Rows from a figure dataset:
---
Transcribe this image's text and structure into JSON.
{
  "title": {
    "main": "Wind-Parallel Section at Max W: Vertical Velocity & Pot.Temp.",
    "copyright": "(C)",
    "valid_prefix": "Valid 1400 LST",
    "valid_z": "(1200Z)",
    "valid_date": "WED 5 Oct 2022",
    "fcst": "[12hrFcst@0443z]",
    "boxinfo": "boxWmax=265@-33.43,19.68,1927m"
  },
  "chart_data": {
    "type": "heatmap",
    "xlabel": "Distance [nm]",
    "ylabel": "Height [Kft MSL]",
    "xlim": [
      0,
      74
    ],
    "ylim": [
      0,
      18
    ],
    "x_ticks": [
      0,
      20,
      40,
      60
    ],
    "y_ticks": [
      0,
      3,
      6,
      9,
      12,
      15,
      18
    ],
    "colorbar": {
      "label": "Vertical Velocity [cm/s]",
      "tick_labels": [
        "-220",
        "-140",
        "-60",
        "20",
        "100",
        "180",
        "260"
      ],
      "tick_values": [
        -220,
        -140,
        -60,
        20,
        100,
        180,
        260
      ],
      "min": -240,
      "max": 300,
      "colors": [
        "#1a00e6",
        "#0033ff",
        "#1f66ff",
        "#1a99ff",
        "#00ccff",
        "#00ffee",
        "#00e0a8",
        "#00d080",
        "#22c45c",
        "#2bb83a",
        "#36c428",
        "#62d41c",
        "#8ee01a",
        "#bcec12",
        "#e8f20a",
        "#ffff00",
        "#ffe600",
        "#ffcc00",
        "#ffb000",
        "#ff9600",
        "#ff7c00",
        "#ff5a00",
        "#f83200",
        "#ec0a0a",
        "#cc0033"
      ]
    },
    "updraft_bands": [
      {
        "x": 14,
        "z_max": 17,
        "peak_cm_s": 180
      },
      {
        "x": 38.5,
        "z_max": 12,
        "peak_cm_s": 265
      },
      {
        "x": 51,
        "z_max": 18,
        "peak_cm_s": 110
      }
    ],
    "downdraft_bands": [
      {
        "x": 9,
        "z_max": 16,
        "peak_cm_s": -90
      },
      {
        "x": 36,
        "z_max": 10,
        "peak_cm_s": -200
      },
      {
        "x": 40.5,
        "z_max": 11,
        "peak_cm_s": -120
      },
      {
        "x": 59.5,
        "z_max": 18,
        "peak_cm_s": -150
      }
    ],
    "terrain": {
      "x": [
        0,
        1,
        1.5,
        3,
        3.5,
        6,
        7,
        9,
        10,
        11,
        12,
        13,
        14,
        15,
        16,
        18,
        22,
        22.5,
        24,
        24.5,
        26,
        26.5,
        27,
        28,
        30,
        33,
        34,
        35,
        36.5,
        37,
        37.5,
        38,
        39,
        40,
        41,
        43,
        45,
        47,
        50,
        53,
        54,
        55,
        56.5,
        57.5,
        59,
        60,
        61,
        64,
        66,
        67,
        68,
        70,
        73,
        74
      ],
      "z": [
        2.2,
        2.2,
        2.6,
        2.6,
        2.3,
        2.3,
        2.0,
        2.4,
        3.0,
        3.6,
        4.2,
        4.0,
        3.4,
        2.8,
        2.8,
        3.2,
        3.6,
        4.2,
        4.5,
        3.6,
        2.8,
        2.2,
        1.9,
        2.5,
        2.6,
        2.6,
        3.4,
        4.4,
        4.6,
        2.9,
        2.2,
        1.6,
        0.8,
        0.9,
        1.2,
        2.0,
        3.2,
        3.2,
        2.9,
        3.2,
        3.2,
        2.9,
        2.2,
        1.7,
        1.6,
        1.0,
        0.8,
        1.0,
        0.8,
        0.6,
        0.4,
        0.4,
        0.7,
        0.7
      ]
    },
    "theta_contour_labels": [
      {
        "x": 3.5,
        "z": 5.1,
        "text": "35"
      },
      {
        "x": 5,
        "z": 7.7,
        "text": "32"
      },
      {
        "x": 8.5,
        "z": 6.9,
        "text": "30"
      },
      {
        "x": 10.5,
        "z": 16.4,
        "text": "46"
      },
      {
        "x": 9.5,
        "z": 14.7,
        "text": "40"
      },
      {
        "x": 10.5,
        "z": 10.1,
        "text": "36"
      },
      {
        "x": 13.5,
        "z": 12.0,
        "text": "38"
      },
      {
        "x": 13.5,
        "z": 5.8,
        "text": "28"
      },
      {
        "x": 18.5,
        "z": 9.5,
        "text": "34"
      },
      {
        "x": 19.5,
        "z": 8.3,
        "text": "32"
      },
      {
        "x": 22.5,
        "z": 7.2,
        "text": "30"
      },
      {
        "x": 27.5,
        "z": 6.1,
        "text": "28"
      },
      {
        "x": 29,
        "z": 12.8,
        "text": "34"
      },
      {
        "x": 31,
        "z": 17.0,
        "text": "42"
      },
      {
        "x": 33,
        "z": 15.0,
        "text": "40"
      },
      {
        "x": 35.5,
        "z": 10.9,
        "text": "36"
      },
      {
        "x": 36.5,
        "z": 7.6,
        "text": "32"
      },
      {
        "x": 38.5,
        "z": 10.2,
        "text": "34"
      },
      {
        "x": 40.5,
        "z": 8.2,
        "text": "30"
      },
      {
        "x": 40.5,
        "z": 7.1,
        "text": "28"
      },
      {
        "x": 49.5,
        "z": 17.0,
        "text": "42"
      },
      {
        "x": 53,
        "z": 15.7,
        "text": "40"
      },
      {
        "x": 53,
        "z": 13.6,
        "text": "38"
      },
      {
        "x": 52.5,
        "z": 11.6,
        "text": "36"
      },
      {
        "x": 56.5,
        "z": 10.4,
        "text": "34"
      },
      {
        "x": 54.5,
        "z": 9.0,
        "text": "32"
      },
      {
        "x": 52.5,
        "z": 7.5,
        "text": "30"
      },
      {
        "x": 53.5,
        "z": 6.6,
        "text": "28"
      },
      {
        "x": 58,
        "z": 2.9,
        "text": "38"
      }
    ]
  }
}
---
Written task: Reproduce the material verbatim, line by line.

Final result:
Transcribe this image's text and structure into JSON.
{
  "title": {
    "main": "Wind-Parallel Section at Max W: Vertical Velocity & Pot.Temp.",
    "copyright": "(C)",
    "valid_prefix": "Valid 1400 LST",
    "valid_z": "(1200Z)",
    "valid_date": "WED 5 Oct 2022",
    "fcst": "[12hrFcst@0443z]",
    "boxinfo": "boxWmax=265@-33.43,19.68,1927m"
  },
  "chart_data": {
    "type": "heatmap",
    "xlabel": "Distance [nm]",
    "ylabel": "Height [Kft MSL]",
    "xlim": [
      0,
      74
    ],
    "ylim": [
      0,
      18
    ],
    "x_ticks": [
      0,
      20,
      40,
      60
    ],
    "y_ticks": [
      0,
      3,
      6,
      9,
      12,
      15,
      18
    ],
    "colorbar": {
      "label": "Vertical Velocity [cm/s]",
      "tick_labels": [
        "-220",
        "-140",
        "-60",
        "20",
        "100",
        "180",
        "260"
      ],
      "tick_values": [
        -220,
        -140,
        -60,
        20,
        100,
        180,
        260
      ],
      "min": -240,
      "max": 300,
      "colors": [
        "#1a00e6",
        "#0033ff",
        "#1f66ff",
        "#1a99ff",
        "#00ccff",
        "#00ffee",
        "#00e0a8",
        "#00d080",
        "#22c45c",
        "#2bb83a",
        "#36c428",
        "#62d41c",
        "#8ee01a",
        "#bcec12",
        "#e8f20a",
        "#ffff00",
        "#ffe600",
        "#ffcc00",
        "#ffb000",
        "#ff9600",
        "#ff7c00",
        "#ff5a00",
        "#f83200",
        "#ec0a0a",
        "#cc0033"
      ]
    },
    "updraft_bands": [
      {
        "x": 14,
        "z_max": 17,
        "peak_cm_s": 180
      },
      {
        "x": 38.5,
        "z_max": 12,
        "peak_cm_s": 265
      },
      {
        "x": 51,
        "z_max": 18,
        "peak_cm_s": 110
      }
    ],
    "downdraft_bands": [
      {
        "x": 9,
        "z_max": 16,
        "peak_cm_s": -90
      },
      {
        "x": 36,
        "z_max": 10,
        "peak_cm_s": -200
      },
      {
        "x": 40.5,
        "z_max": 11,
        "peak_cm_s": -120
      },
      {
        "x": 59.5,
        "z_max": 18,
        "peak_cm_s": -150
      }
    ],
    "terrain": {
      "x": [
        0,
        1,
        1.5,
        3,
        3.5,
        6,
        7,
        9,
        10,
        11,
        12,
        13,
        14,
        15,
        16,
        18,
        22,
        22.5,
        24,
        24.5,
        26,
        26.5,
        27,
        28,
        30,
        33,
        34,
        35,
        36.5,
        37,
        37.5,
        38,
        39,
        40,
        41,
        43,
        45,
        47,
        50,
        53,
        54,
        55,
        56.5,
        57.5,
        59,
        60,
        61,
        64,
        66,
        67,
        68,
        70,
        73,
        74
      ],
      "z": [
        2.2,
        2.2,
        2.6,
        2.6,
        2.3,
        2.3,
        2.0,
        2.4,
        3.0,
        3.6,
        4.2,
        4.0,
        3.4,
        2.8,
        2.8,
        3.2,
        3.6,
        4.2,
        4.5,
        3.6,
        2.8,
        2.2,
        1.9,
        2.5,
        2.6,
        2.6,
        3.4,
        4.4,
        4.6,
        2.9,
        2.2,
        1.6,
        0.8,
        0.9,
        1.2,
        2.0,
        3.2,
        3.2,
        2.9,
        3.2,
        3.2,
        2.9,
        2.2,
        1.7,
        1.6,
        1.0,
        0.8,
        1.0,
        0.8,
        0.6,
        0.4,
        0.4,
        0.7,
        0.7
      ]
    },
    "theta_contour_labels": [
      {
        "x": 3.5,
        "z": 5.1,
        "text": "35"
      },
      {
        "x": 5,
        "z": 7.7,
        "text": "32"
      },
      {
        "x": 8.5,
        "z": 6.9,
        "text": "30"
      },
      {
        "x": 10.5,
        "z": 16.4,
        "text": "46"
      },
      {
        "x": 9.5,
        "z": 14.7,
        "text": "40"
      },
      {
        "x": 10.5,
        "z": 10.1,
        "text": "36"
      },
      {
        "x": 13.5,
        "z": 12.0,
        "text": "38"
      },
      {
        "x": 13.5,
        "z": 5.8,
        "text": "28"
      },
      {
        "x": 18.5,
        "z": 9.5,
        "text": "34"
      },
      {
        "x": 19.5,
        "z": 8.3,
        "text": "32"
      },
      {
        "x": 22.5,
        "z": 7.2,
        "text": "30"
      },
      {
        "x": 27.5,
        "z": 6.1,
        "text": "28"
      },
      {
        "x": 29,
        "z": 12.8,
        "text": "34"
      },
      {
        "x": 31,
        "z": 17.0,
        "text": "42"
      },
      {
        "x": 33,
        "z": 15.0,
        "text": "40"
      },
      {
        "x": 35.5,
        "z": 10.9,
        "text": "36"
      },
      {
        "x": 36.5,
        "z": 7.6,
        "text": "32"
      },
      {
        "x": 38.5,
        "z": 10.2,
        "text": "34"
      },
      {
        "x": 40.5,
        "z": 8.2,
        "text": "30"
      },
      {
        "x": 40.5,
        "z": 7.1,
        "text": "28"
      },
      {
        "x": 49.5,
        "z": 17.0,
        "text": "42"
      },
      {
        "x": 53,
        "z": 15.7,
        "text": "40"
      },
      {
        "x": 53,
        "z": 13.6,
        "text": "38"
      },
      {
        "x": 52.5,
        "z": 11.6,
        "text": "36"
      },
      {
        "x": 56.5,
        "z": 10.4,
        "text": "34"
      },
      {
        "x": 54.5,
        "z": 9.0,
        "text": "32"
      },
      {
        "x": 52.5,
        "z": 7.5,
        "text": "30"
      },
      {
        "x": 53.5,
        "z": 6.6,
        "text": "28"
      },
      {
        "x": 58,
        "z": 2.9,
        "text": "38"
      }
    ]
  }
}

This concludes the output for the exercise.